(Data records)
────────────────────
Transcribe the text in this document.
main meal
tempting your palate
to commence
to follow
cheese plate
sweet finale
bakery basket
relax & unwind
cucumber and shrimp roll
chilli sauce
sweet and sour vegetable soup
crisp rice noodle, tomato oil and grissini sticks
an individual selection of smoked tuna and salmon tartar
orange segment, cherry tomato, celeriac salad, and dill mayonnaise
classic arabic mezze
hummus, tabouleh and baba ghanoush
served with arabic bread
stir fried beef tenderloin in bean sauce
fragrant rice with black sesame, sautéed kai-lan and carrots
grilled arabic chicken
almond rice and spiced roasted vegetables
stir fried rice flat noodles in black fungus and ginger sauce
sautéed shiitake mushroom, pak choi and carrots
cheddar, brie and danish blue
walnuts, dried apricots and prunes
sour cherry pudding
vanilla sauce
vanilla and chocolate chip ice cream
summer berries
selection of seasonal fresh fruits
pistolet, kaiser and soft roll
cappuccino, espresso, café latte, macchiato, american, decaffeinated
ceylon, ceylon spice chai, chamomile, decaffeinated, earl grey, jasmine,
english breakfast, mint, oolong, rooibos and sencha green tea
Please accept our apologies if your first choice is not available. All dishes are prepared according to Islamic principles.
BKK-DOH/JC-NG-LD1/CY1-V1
────────────────────
Reproduce the data, keeping every line exactly the same.

Transcribe the text in this document.
main meal
tempting your palate
to commence
to follow
cheese plate
sweet finale
bakery basket
relax & unwind
cucumber and shrimp roll
chilli sauce
sweet and sour vegetable soup
crisp rice noodle, tomato oil and grissini sticks
an individual selection of smoked tuna and salmon tartar
orange segment, cherry tomato, celeriac salad, and dill mayonnaise
classic arabic mezze
hummus, tabouleh and baba ghanoush
served with arabic bread
stir fried beef tenderloin in bean sauce
fragrant rice with black sesame, sautéed kai-lan and carrots
grilled arabic chicken
almond rice and spiced roasted vegetables
stir fried rice flat noodles in black fungus and ginger sauce
sautéed shiitake mushroom, pak choi and carrots
cheddar, brie and danish blue
walnuts, dried apricots and prunes
sour cherry pudding
vanilla sauce
vanilla and chocolate chip ice cream
summer berries
selection of seasonal fresh fruits
pistolet, kaiser and soft roll
cappuccino, espresso, café latte, macchiato, american, decaffeinated
ceylon, ceylon spice chai, chamomile, decaffeinated, earl grey, jasmine,
english breakfast, mint, oolong, rooibos and sencha green tea
Please accept our apologies if your first choice is not available. All dishes are prepared according to Islamic principles.
BKK-DOH/JC-NG-LD1/CY1-V1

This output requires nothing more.